# What you will do
Copy, from the entries below, each line where the word "title" can be found.

(begin)

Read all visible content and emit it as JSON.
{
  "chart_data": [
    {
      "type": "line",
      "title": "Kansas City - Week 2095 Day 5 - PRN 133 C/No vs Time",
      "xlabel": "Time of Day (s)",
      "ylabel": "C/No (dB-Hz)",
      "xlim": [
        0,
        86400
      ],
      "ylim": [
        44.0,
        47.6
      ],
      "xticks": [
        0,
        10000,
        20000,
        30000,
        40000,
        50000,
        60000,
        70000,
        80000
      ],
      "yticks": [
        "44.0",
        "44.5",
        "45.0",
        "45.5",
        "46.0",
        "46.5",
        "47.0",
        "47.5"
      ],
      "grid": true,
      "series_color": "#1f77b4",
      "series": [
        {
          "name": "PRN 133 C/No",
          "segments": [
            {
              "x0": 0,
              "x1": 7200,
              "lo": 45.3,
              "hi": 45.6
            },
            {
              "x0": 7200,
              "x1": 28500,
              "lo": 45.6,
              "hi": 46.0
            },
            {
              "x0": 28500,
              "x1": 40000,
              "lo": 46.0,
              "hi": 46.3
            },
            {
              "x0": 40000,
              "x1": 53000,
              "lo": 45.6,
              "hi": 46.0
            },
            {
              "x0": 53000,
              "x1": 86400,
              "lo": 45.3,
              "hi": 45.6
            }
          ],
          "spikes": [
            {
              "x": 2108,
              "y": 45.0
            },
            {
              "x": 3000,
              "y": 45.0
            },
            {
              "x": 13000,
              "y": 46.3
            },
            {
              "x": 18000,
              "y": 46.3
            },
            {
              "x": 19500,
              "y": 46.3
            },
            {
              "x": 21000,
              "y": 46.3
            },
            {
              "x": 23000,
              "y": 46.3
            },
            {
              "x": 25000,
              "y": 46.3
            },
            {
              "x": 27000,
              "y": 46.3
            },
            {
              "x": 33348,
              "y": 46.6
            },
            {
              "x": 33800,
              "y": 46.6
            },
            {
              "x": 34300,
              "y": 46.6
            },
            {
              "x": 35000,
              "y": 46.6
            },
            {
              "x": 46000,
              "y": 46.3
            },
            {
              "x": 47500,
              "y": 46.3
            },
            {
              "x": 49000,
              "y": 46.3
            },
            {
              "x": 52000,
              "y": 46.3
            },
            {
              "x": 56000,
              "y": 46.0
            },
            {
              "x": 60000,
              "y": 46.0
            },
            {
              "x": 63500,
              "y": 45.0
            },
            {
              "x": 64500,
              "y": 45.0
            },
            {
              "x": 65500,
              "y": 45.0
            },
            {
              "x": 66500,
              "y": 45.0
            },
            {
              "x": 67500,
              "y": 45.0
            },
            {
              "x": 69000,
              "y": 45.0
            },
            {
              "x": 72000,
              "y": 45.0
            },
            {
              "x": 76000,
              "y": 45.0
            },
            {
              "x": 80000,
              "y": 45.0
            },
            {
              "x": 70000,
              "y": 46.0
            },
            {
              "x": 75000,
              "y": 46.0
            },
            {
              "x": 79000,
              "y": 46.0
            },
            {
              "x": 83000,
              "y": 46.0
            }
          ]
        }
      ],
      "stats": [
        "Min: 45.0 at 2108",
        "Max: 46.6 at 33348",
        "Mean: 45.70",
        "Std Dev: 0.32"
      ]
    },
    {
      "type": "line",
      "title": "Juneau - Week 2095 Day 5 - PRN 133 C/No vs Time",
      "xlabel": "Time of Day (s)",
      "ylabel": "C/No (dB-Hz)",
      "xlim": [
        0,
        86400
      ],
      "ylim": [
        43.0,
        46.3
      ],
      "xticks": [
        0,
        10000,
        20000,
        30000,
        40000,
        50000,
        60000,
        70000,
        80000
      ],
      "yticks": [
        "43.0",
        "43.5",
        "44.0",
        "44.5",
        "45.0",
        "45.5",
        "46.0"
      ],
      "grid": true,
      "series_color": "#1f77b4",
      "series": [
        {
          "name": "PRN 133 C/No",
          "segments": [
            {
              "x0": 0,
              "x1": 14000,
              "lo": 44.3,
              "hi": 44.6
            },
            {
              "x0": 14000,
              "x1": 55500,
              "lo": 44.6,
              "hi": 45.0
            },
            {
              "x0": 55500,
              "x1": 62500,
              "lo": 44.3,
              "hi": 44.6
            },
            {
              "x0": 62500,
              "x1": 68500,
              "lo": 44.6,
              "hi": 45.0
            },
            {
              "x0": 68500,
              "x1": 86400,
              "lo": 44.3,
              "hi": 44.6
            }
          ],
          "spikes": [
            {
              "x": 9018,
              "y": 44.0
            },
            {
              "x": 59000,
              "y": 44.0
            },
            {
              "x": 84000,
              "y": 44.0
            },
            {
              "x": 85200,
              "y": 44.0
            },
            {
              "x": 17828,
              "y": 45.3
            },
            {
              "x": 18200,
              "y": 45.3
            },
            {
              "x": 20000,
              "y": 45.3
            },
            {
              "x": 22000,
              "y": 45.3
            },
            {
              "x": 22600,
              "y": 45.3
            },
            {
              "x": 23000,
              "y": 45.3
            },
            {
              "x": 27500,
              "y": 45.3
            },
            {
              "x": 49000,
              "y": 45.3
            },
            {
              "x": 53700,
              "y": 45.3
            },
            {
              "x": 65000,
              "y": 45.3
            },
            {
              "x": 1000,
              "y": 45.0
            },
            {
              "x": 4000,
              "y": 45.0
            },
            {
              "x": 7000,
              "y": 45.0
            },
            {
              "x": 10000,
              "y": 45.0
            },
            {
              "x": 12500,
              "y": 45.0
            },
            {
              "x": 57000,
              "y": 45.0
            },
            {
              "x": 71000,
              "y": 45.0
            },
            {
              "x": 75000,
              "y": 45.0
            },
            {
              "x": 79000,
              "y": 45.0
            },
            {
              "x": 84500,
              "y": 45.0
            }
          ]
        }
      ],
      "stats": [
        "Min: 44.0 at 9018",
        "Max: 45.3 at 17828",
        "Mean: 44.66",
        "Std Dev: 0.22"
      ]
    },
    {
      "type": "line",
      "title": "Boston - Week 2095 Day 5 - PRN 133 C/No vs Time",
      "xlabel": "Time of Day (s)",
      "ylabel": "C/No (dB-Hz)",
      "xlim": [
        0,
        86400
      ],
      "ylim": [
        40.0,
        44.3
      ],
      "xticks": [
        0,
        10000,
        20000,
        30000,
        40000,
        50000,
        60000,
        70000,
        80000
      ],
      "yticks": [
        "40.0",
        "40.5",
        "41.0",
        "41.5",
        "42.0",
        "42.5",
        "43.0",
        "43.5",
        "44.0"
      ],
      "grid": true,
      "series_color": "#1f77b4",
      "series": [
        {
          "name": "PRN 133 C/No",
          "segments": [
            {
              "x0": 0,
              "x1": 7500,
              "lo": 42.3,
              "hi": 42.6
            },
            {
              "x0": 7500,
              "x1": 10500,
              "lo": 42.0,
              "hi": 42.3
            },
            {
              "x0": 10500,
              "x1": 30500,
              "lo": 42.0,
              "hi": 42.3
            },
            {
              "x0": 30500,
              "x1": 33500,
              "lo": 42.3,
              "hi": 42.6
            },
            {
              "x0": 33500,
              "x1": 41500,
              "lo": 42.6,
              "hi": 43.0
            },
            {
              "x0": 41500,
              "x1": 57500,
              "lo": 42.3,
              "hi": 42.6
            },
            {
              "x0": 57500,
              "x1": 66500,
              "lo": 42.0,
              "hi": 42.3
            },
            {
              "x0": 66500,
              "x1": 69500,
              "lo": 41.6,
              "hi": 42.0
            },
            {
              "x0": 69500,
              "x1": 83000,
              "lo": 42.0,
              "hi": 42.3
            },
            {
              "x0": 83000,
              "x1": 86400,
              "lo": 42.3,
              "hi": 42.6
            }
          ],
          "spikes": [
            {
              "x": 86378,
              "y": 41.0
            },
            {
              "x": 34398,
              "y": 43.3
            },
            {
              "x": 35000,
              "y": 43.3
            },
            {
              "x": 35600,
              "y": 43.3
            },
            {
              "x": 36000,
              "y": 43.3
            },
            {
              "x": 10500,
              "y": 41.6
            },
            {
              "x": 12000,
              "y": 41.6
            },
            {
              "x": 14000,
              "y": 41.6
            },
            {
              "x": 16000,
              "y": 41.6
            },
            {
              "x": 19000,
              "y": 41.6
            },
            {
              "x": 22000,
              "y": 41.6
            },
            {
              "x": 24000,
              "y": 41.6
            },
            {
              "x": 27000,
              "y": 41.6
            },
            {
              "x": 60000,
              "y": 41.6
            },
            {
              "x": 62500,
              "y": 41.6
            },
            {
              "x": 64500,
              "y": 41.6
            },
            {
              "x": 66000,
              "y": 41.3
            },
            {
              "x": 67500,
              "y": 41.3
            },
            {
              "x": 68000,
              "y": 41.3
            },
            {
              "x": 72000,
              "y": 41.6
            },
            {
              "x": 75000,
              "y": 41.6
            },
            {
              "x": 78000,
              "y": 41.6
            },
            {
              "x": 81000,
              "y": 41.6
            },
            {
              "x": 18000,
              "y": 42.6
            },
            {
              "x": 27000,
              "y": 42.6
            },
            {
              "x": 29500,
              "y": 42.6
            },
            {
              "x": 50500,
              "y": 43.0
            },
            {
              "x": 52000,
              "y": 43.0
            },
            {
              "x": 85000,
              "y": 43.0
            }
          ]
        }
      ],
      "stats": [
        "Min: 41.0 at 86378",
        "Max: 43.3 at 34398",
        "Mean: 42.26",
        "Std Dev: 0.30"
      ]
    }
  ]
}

(end)

# Exercise answer
      "title": "Kansas City - Week 2095 Day 5 - PRN 133 C/No vs Time",
      "title": "Juneau - Week 2095 Day 5 - PRN 133 C/No vs Time",
      "title": "Boston - Week 2095 Day 5 - PRN 133 C/No vs Time",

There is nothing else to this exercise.